--- begin Provided records ---

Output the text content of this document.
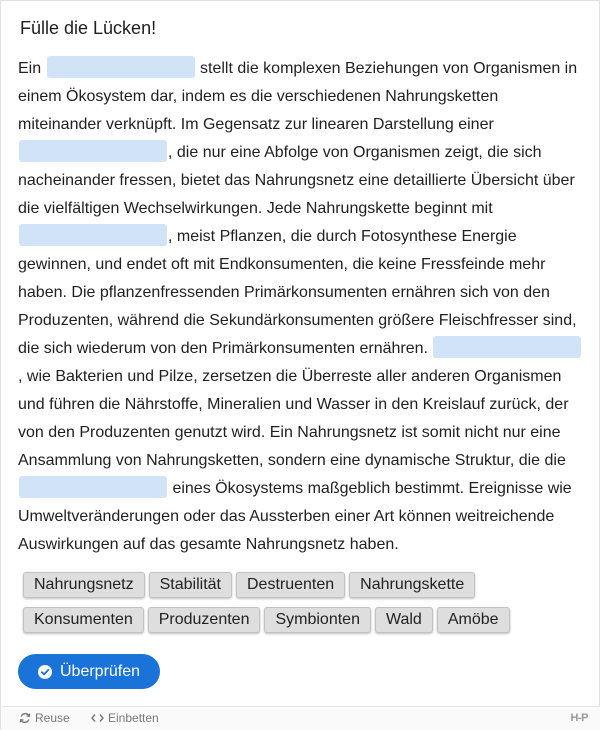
Fülle die Lücken!
Ein	stellt die komplexen Beziehungen von Organismen in einem Ökosystem dar, indem es die verschiedenen Nahrungsketten miteinander verknüpft. Im Gegensatz zur linearen Darstellung einer , die nur eine Abfolge von Organismen zeigt, die sich nacheinander fressen, bietet das Nahrungsnetz eine detaillierte Übersicht über die vielfältigen Wechselwirkungen. Jede Nahrungskette beginnt mit , meist Pflanzen, die durch Fotosynthese Energie gewinnen, und endet oft mit Endkonsumenten, die keine Fressfeinde mehr haben. Die pflanzenfressenden Primärkonsumenten ernähren sich von den Produzenten, während die Sekundärkonsumenten größere Fleischfresser sind, die sich wiederum von den Primärkonsumenten ernähren. , wie Bakterien und Pilze, zersetzen die Überreste aller anderen Organismen und führen die Nährstoffe, Mineralien und Wasser in den Kreislauf zurück, der von den Produzenten genutzt wird. Ein Nahrungsnetz ist somit nicht nur eine Ansammlung von Nahrungsketten, sondern eine dynamische Struktur, die die  eines Ökosystems maßgeblich bestimmt. Ereignisse wie Umweltveränderungen oder das Aussterben einer Art können weitreichende Auswirkungen auf das gesamte Nahrungsnetz haben.
Nahrungsnetz Stabilität Destruenten Nahrungskette
Konsumenten Produzenten Symbionten Wald Amöbe
Überprüfen
Reuse	Einbetten	H-P
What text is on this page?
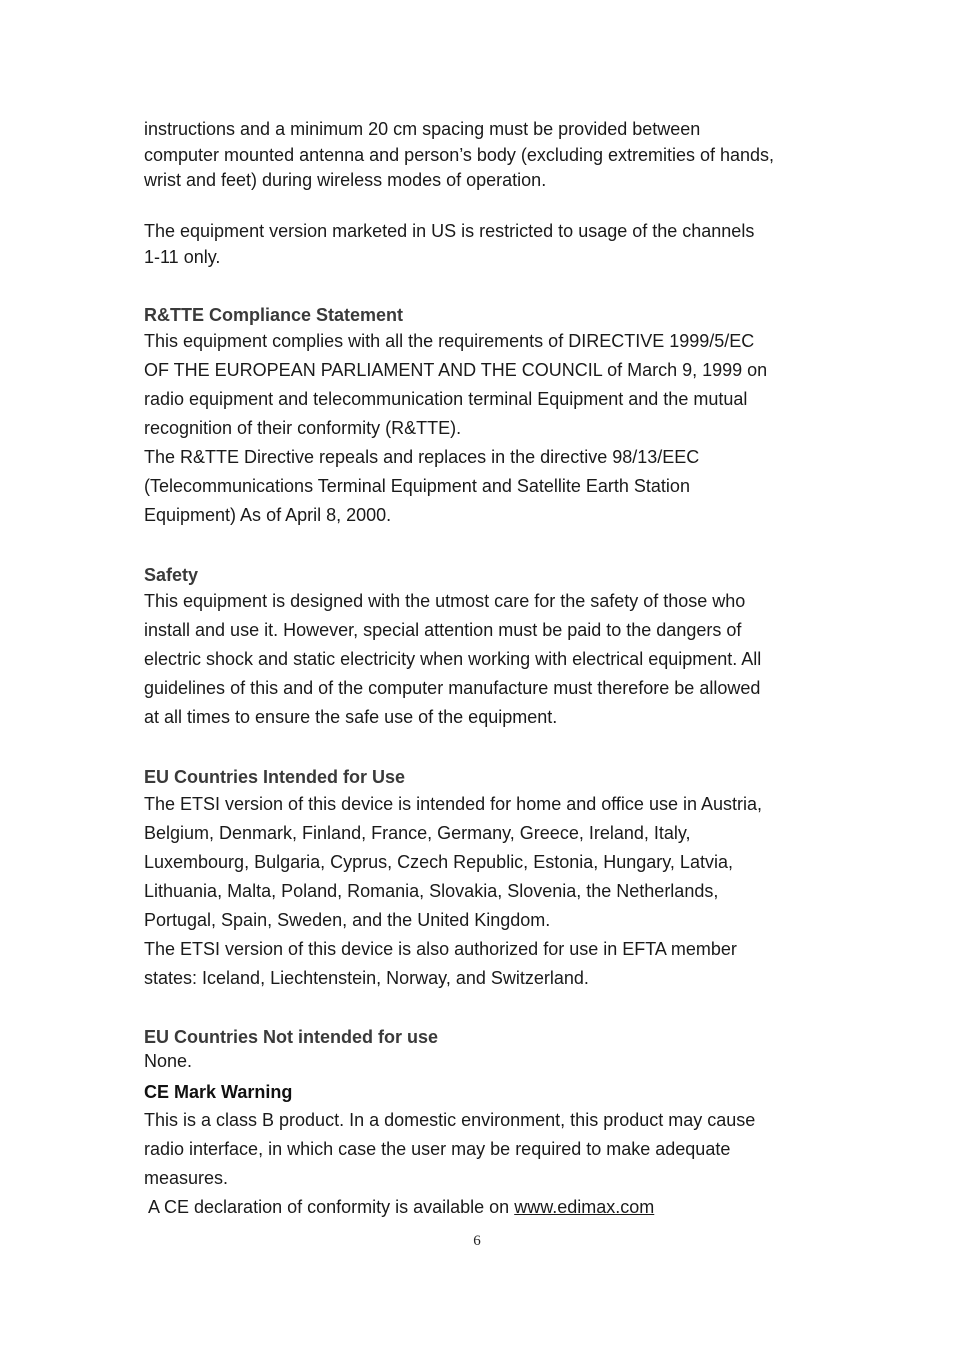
instructions and a minimum 20 cm spacing must be provided between
computer mounted antenna and person’s body (excluding extremities of hands,
wrist and feet) during wireless modes of operation.
The equipment version marketed in US is restricted to usage of the channels
1-11 only.
R&TTE Compliance Statement
This equipment complies with all the requirements of DIRECTIVE 1999/5/EC
OF THE EUROPEAN PARLIAMENT AND THE COUNCIL of March 9, 1999 on
radio equipment and telecommunication terminal Equipment and the mutual
recognition of their conformity (R&TTE).
The R&TTE Directive repeals and replaces in the directive 98/13/EEC
(Telecommunications Terminal Equipment and Satellite Earth Station
Equipment) As of April 8, 2000.
Safety
This equipment is designed with the utmost care for the safety of those who
install and use it. However, special attention must be paid to the dangers of
electric shock and static electricity when working with electrical equipment. All
guidelines of this and of the computer manufacture must therefore be allowed
at all times to ensure the safe use of the equipment.
EU Countries Intended for Use
The ETSI version of this device is intended for home and office use in Austria,
Belgium, Denmark, Finland, France, Germany, Greece, Ireland, Italy,
Luxembourg, Bulgaria, Cyprus, Czech Republic, Estonia, Hungary, Latvia,
Lithuania, Malta, Poland, Romania, Slovakia, Slovenia, the Netherlands,
Portugal, Spain, Sweden, and the United Kingdom.
The ETSI version of this device is also authorized for use in EFTA member
states: Iceland, Liechtenstein, Norway, and Switzerland.
EU Countries Not intended for use
None.
CE Mark Warning
This is a class B product. In a domestic environment, this product may cause
radio interface, in which case the user may be required to make adequate
measures.
A CE declaration of conformity is available on www.edimax.com
6
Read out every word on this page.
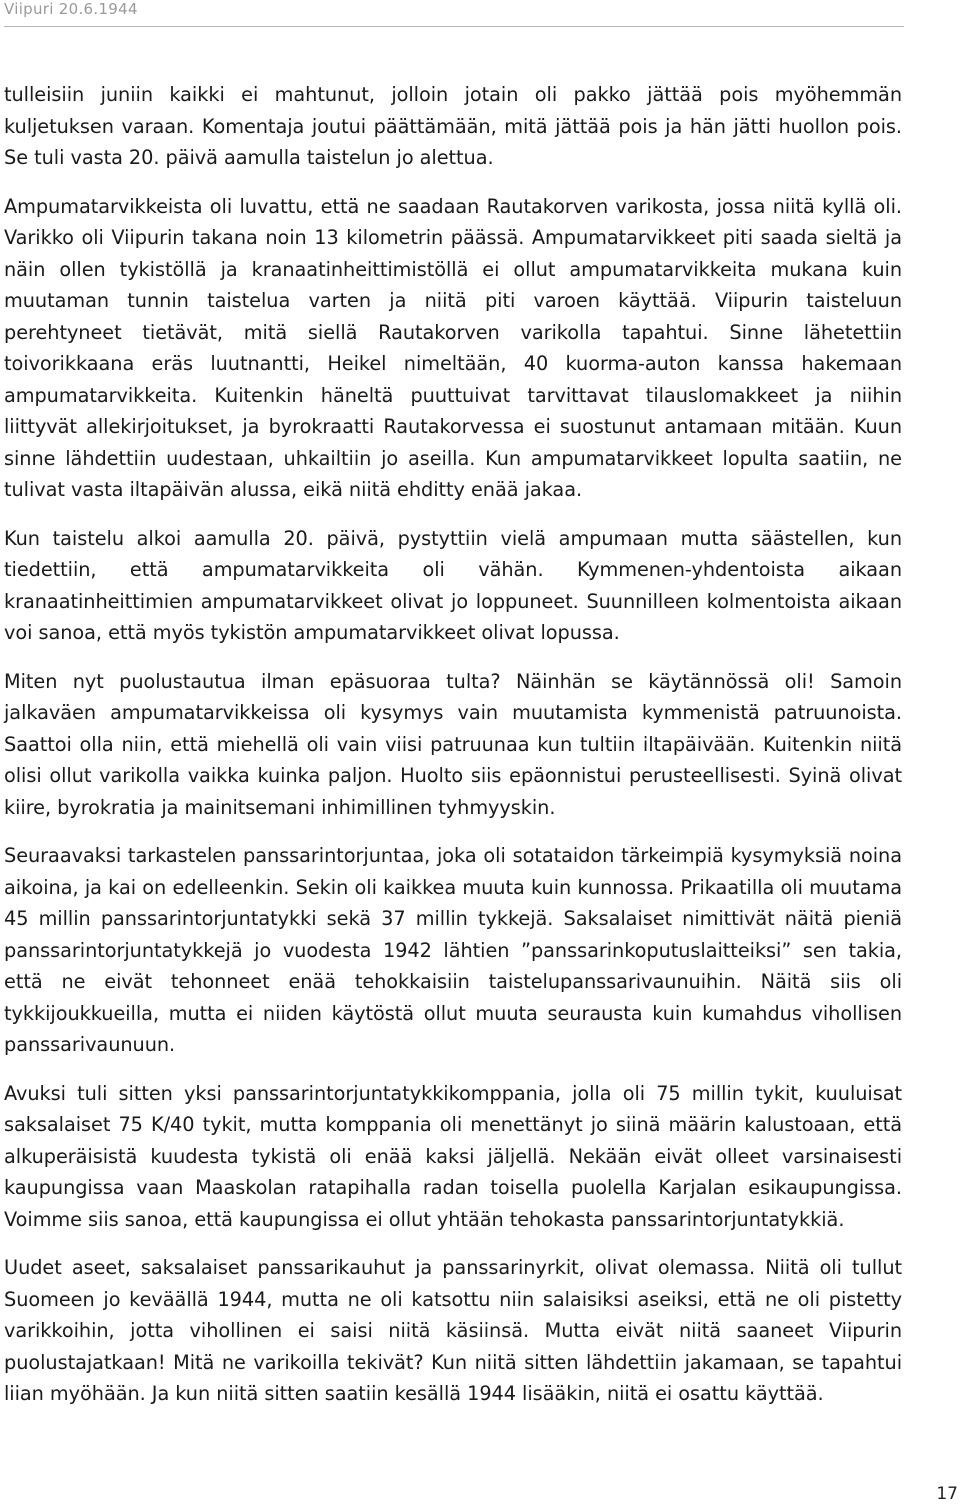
Viipuri 20.6.1944

tulleisiin juniin kaikki ei mahtunut, jolloin jotain oli pakko jättää pois myöhemmän kuljetuksen varaan. Komentaja joutui päättämään, mitä jättää pois ja hän jätti huollon pois. Se tuli vasta 20. päivä aamulla taistelun jo alettua.

Ampumatarvikkeista oli luvattu, että ne saadaan Rautakorven varikosta, jossa niitä kyllä oli. Varikko oli Viipurin takana noin 13 kilometrin päässä. Ampumatarvikkeet piti saada sieltä ja näin ollen tykistöllä ja kranaatinheittimistöllä ei ollut ampumatarvikkeita mukana kuin muutaman tunnin taistelua varten ja niitä piti varoen käyttää. Viipurin taisteluun perehtyneet tietävät, mitä siellä Rautakorven varikolla tapahtui. Sinne lähetettiin toivorikkaana eräs luutnantti, Heikel nimeltään, 40 kuorma-auton kanssa hakemaan ampumatarvikkeita. Kuitenkin häneltä puuttuivat tarvittavat tilauslomakkeet ja niihin liittyvät allekirjoitukset, ja byrokraatti Rautakorvessa ei suostunut antamaan mitään. Kuun sinne lähdettiin uudestaan, uhkailtiin jo aseilla. Kun ampumatarvikkeet lopulta saatiin, ne tulivat vasta iltapäivän alussa, eikä niitä ehditty enää jakaa.

Kun taistelu alkoi aamulla 20. päivä, pystyttiin vielä ampumaan mutta säästellen, kun tiedettiin, että ampumatarvikkeita oli vähän. Kymmenen-yhdentoista aikaan kranaatinheittimien ampumatarvikkeet olivat jo loppuneet. Suunnilleen kolmentoista aikaan voi sanoa, että myös tykistön ampumatarvikkeet olivat lopussa.

Miten nyt puolustautua ilman epäsuoraa tulta? Näinhän se käytännössä oli! Samoin jalkaväen ampumatarvikkeissa oli kysymys vain muutamista kymmenistä patruunoista. Saattoi olla niin, että miehellä oli vain viisi patruunaa kun tultiin iltapäivään. Kuitenkin niitä olisi ollut varikolla vaikka kuinka paljon. Huolto siis epäonnistui perusteellisesti. Syinä olivat kiire, byrokratia ja mainitsemani inhimillinen tyhmyyskin.

Seuraavaksi tarkastelen panssarintorjuntaa, joka oli sotataidon tärkeimpiä kysymyksiä noina aikoina, ja kai on edelleenkin. Sekin oli kaikkea muuta kuin kunnossa. Prikaatilla oli muutama 45 millin panssarintorjuntatykki sekä 37 millin tykkejä. Saksalaiset nimittivät näitä pieniä panssarintorjuntatykkejä jo vuodesta 1942 lähtien ”panssarinkoputuslaitteiksi” sen takia, että ne eivät tehonneet enää tehokkaisiin taistelupanssarivaunuihin. Näitä siis oli tykkijoukkueilla, mutta ei niiden käytöstä ollut muuta seurausta kuin kumahdus vihollisen panssarivaunuun.

Avuksi tuli sitten yksi panssarintorjuntatykkikomppania, jolla oli 75 millin tykit, kuuluisat saksalaiset 75 K/40 tykit, mutta komppania oli menettänyt jo siinä määrin kalustoaan, että alkuperäisistä kuudesta tykistä oli enää kaksi jäljellä. Nekään eivät olleet varsinaisesti kaupungissa vaan Maaskolan ratapihalla radan toisella puolella Karjalan esikaupungissa. Voimme siis sanoa, että kaupungissa ei ollut yhtään tehokasta panssarintorjuntatykkiä.

Uudet aseet, saksalaiset panssarikauhut ja panssarinyrkit, olivat olemassa. Niitä oli tullut Suomeen jo keväällä 1944, mutta ne oli katsottu niin salaisiksi aseiksi, että ne oli pistetty varikkoihin, jotta vihollinen ei saisi niitä käsiinsä. Mutta eivät niitä saaneet Viipurin puolustajatkaan! Mitä ne varikoilla tekivät? Kun niitä sitten lähdettiin jakamaan, se tapahtui liian myöhään. Ja kun niitä sitten saatiin kesällä 1944 lisääkin, niitä ei osattu käyttää.

17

--- end Provided records ---

→ **Aim of the exercise**:
Return all of the entries word for word, but omit the pictures.

→ **Response**:
Output the text content of this document.
Fülle die Lücken!
Ein	stellt die komplexen Beziehungen von Organismen in einem Ökosystem dar, indem es die verschiedenen Nahrungsketten miteinander verknüpft. Im Gegensatz zur linearen Darstellung einer , die nur eine Abfolge von Organismen zeigt, die sich nacheinander fressen, bietet das Nahrungsnetz eine detaillierte Übersicht über die vielfältigen Wechselwirkungen. Jede Nahrungskette beginnt mit , meist Pflanzen, die durch Fotosynthese Energie gewinnen, und endet oft mit Endkonsumenten, die keine Fressfeinde mehr haben. Die pflanzenfressenden Primärkonsumenten ernähren sich von den Produzenten, während die Sekundärkonsumenten größere Fleischfresser sind, die sich wiederum von den Primärkonsumenten ernähren. , wie Bakterien und Pilze, zersetzen die Überreste aller anderen Organismen und führen die Nährstoffe, Mineralien und Wasser in den Kreislauf zurück, der von den Produzenten genutzt wird. Ein Nahrungsnetz ist somit nicht nur eine Ansammlung von Nahrungsketten, sondern eine dynamische Struktur, die die  eines Ökosystems maßgeblich bestimmt. Ereignisse wie Umweltveränderungen oder das Aussterben einer Art können weitreichende Auswirkungen auf das gesamte Nahrungsnetz haben.
Nahrungsnetz Stabilität Destruenten Nahrungskette
Konsumenten Produzenten Symbionten Wald Amöbe
Überprüfen
Reuse	Einbetten	H-P
What text is on this page?
instructions and a minimum 20 cm spacing must be provided between
computer mounted antenna and person’s body (excluding extremities of hands,
wrist and feet) during wireless modes of operation.
The equipment version marketed in US is restricted to usage of the channels
1-11 only.
R&TTE Compliance Statement
This equipment complies with all the requirements of DIRECTIVE 1999/5/EC
OF THE EUROPEAN PARLIAMENT AND THE COUNCIL of March 9, 1999 on
radio equipment and telecommunication terminal Equipment and the mutual
recognition of their conformity (R&TTE).
The R&TTE Directive repeals and replaces in the directive 98/13/EEC
(Telecommunications Terminal Equipment and Satellite Earth Station
Equipment) As of April 8, 2000.
Safety
This equipment is designed with the utmost care for the safety of those who
install and use it. However, special attention must be paid to the dangers of
electric shock and static electricity when working with electrical equipment. All
guidelines of this and of the computer manufacture must therefore be allowed
at all times to ensure the safe use of the equipment.
EU Countries Intended for Use
The ETSI version of this device is intended for home and office use in Austria,
Belgium, Denmark, Finland, France, Germany, Greece, Ireland, Italy,
Luxembourg, Bulgaria, Cyprus, Czech Republic, Estonia, Hungary, Latvia,
Lithuania, Malta, Poland, Romania, Slovakia, Slovenia, the Netherlands,
Portugal, Spain, Sweden, and the United Kingdom.
The ETSI version of this device is also authorized for use in EFTA member
states: Iceland, Liechtenstein, Norway, and Switzerland.
EU Countries Not intended for use
None.
CE Mark Warning
This is a class B product. In a domestic environment, this product may cause
radio interface, in which case the user may be required to make adequate
measures.
A CE declaration of conformity is available on www.edimax.com
6
Read out every word on this page.
Viipuri 20.6.1944

tulleisiin juniin kaikki ei mahtunut, jolloin jotain oli pakko jättää pois myöhemmän kuljetuksen varaan. Komentaja joutui päättämään, mitä jättää pois ja hän jätti huollon pois. Se tuli vasta 20. päivä aamulla taistelun jo alettua.

Ampumatarvikkeista oli luvattu, että ne saadaan Rautakorven varikosta, jossa niitä kyllä oli. Varikko oli Viipurin takana noin 13 kilometrin päässä. Ampumatarvikkeet piti saada sieltä ja näin ollen tykistöllä ja kranaatinheittimistöllä ei ollut ampumatarvikkeita mukana kuin muutaman tunnin taistelua varten ja niitä piti varoen käyttää. Viipurin taisteluun perehtyneet tietävät, mitä siellä Rautakorven varikolla tapahtui. Sinne lähetettiin toivorikkaana eräs luutnantti, Heikel nimeltään, 40 kuorma-auton kanssa hakemaan ampumatarvikkeita. Kuitenkin häneltä puuttuivat tarvittavat tilauslomakkeet ja niihin liittyvät allekirjoitukset, ja byrokraatti Rautakorvessa ei suostunut antamaan mitään. Kuun sinne lähdettiin uudestaan, uhkailtiin jo aseilla. Kun ampumatarvikkeet lopulta saatiin, ne tulivat vasta iltapäivän alussa, eikä niitä ehditty enää jakaa.

Kun taistelu alkoi aamulla 20. päivä, pystyttiin vielä ampumaan mutta säästellen, kun tiedettiin, että ampumatarvikkeita oli vähän. Kymmenen-yhdentoista aikaan kranaatinheittimien ampumatarvikkeet olivat jo loppuneet. Suunnilleen kolmentoista aikaan voi sanoa, että myös tykistön ampumatarvikkeet olivat lopussa.

Miten nyt puolustautua ilman epäsuoraa tulta? Näinhän se käytännössä oli! Samoin jalkaväen ampumatarvikkeissa oli kysymys vain muutamista kymmenistä patruunoista. Saattoi olla niin, että miehellä oli vain viisi patruunaa kun tultiin iltapäivään. Kuitenkin niitä olisi ollut varikolla vaikka kuinka paljon. Huolto siis epäonnistui perusteellisesti. Syinä olivat kiire, byrokratia ja mainitsemani inhimillinen tyhmyyskin.

Seuraavaksi tarkastelen panssarintorjuntaa, joka oli sotataidon tärkeimpiä kysymyksiä noina aikoina, ja kai on edelleenkin. Sekin oli kaikkea muuta kuin kunnossa. Prikaatilla oli muutama 45 millin panssarintorjuntatykki sekä 37 millin tykkejä. Saksalaiset nimittivät näitä pieniä panssarintorjuntatykkejä jo vuodesta 1942 lähtien ”panssarinkoputuslaitteiksi” sen takia, että ne eivät tehonneet enää tehokkaisiin taistelupanssarivaunuihin. Näitä siis oli tykkijoukkueilla, mutta ei niiden käytöstä ollut muuta seurausta kuin kumahdus vihollisen panssarivaunuun.

Avuksi tuli sitten yksi panssarintorjuntatykkikomppania, jolla oli 75 millin tykit, kuuluisat saksalaiset 75 K/40 tykit, mutta komppania oli menettänyt jo siinä määrin kalustoaan, että alkuperäisistä kuudesta tykistä oli enää kaksi jäljellä. Nekään eivät olleet varsinaisesti kaupungissa vaan Maaskolan ratapihalla radan toisella puolella Karjalan esikaupungissa. Voimme siis sanoa, että kaupungissa ei ollut yhtään tehokasta panssarintorjuntatykkiä.

Uudet aseet, saksalaiset panssarikauhut ja panssarinyrkit, olivat olemassa. Niitä oli tullut Suomeen jo keväällä 1944, mutta ne oli katsottu niin salaisiksi aseiksi, että ne oli pistetty varikkoihin, jotta vihollinen ei saisi niitä käsiinsä. Mutta eivät niitä saaneet Viipurin puolustajatkaan! Mitä ne varikoilla tekivät? Kun niitä sitten lähdettiin jakamaan, se tapahtui liian myöhään. Ja kun niitä sitten saatiin kesällä 1944 lisääkin, niitä ei osattu käyttää.

17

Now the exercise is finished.